━━━ GEKOZEN TEKST ━━━
PeterL schreef:
De vraag of homosexualiteit een geaardheid (dus aangeboren) is, is wetenschappelijk gezien niet te beantwoorden. De term 'sexuele geaardheid' is niet ingeburgerd geraakt door een wetenschappelijk onderbouwde verandering van inzicht, maar door de propaganda van de homo-lobby.
Voor veel christenen is het een heel belangrijke vraag of h.s. aangeboren is, of niet. De gedachte is dan, dat je aan een geaardheid weinig kunt doen en dat het dan moeilijk zonde kan zijn. Als het daarentegen een keuze is, dan zou het pas zonde zijn. Het merkwaardige is, dat diezelfde christenen ook in de zondige natuur van de mens geloven en dus dat de neiging tot zonde in het algemeen aangeboren is. Maar daaruit mag je dan weer niet de conclusie trekken, dat het geen zonde is, omdat het aangeboren is... Wie het snapt, mag het uitleggen.
sinds kort is er wat verandering komen in de visie van hulpinstellingen. Dat blijkt uit het volgende artikel:
Genezing homo niet langer doel
Bij christelijke organisaties in Amerika die homoseksualiteit willen 'genezen', is een accentverschuiving aan de gang: ze richten zich minder alleen op genezing en meer op begeleiding van christenen die homo zijn en blijven.
Dat signaleert Tanya Erzen in haar boek Straight to Jesus. Erzen is assistent-hoogleraar vergelijkende sociologie aan de universiteit van Ohio. Zij draaide een jaar lang mee in een programma voor ex-homofielen dat was verbonden aan een evangelische gemeente in Californië.
De christelijke ex-homobeweging komt tot de bevinding dat 'genezing' van homoseksualiteit niet eenvoudig te bereiken is. Het komt voor dat homo's trouwen met iemand van het andere geslacht, maar zelden komt iemand vanuit homoseksuele gevoelens tot heteroseksuele gevoelens.
━━━ AANGELEVERDE GEGEVENS ━━━
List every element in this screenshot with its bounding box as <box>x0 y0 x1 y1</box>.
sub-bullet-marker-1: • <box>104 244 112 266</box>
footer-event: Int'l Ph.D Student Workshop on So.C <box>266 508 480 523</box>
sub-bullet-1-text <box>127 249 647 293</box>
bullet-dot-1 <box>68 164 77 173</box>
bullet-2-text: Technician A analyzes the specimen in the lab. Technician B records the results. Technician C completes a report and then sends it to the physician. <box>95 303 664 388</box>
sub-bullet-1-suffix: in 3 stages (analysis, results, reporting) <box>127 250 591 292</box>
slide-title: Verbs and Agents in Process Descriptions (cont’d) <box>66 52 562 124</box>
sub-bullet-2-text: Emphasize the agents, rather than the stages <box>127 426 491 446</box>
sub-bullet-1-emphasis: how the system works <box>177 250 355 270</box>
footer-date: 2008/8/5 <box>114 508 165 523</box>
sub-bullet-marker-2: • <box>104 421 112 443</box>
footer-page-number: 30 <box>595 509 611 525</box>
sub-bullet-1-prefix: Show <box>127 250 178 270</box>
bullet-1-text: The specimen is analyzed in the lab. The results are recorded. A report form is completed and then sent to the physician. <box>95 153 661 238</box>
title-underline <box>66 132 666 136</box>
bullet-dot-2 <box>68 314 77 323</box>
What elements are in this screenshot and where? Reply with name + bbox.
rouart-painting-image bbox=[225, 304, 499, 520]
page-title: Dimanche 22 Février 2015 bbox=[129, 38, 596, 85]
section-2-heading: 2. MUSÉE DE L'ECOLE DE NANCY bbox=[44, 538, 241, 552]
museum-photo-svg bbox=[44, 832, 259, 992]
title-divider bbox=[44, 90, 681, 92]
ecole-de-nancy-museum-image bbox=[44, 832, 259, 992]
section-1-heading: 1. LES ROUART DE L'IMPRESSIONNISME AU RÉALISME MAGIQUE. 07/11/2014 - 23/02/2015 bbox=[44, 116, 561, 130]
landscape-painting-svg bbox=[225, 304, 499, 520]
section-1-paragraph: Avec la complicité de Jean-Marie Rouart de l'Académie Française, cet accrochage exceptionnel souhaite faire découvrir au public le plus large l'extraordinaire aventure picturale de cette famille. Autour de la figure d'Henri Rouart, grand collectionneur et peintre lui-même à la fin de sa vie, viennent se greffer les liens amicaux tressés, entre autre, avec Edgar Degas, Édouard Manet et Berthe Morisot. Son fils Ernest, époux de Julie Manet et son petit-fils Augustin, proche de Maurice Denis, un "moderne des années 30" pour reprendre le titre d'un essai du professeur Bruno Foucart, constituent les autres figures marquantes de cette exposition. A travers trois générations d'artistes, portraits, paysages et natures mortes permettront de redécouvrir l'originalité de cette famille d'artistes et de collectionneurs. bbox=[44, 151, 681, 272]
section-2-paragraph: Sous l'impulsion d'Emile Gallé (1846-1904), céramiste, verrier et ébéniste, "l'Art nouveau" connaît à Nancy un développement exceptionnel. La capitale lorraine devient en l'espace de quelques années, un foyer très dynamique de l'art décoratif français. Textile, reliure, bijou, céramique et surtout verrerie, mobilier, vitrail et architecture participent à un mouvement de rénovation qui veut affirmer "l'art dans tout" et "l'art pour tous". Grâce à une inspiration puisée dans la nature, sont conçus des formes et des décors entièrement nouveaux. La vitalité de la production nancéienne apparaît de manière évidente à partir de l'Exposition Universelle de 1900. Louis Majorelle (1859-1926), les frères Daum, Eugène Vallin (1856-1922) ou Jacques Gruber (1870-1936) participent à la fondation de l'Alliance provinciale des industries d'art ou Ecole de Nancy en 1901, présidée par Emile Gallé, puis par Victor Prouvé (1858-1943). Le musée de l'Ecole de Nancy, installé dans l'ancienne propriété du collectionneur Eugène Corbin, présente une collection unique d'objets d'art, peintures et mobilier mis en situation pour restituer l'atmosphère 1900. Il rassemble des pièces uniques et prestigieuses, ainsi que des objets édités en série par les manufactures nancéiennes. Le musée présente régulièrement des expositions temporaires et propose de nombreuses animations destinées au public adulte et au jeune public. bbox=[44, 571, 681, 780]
━━━
OPGAVEN ▸
[a] Aan welke universiteit is Tanya Erzen volgens de gekozen tekst assistent-hoogleraar?
[b] Noem alsjeblieft alle aardrijkskundige namen die in de gekozen tekst voorkomen.
[c] Herhaal uit de gekozen tekst het stuk van "sinds kort is" tot en met "zijn en blijven.".

ANTWOORDEN ▸
[a] Aan de universiteit van Ohio.

[b] Amerika, Ohio, Californië

[c]
sinds kort is er wat verandering komen in de visie van hulpinstellingen. Dat blijkt uit het volgende artikel:
Genezing homo niet langer doel
Bij christelijke organisaties in Amerika die homoseksualiteit willen 'genezen', is een accentverschuiving aan de gang: ze richten zich minder alleen op genezing en meer op begeleiding van christenen die homo zijn en blijven.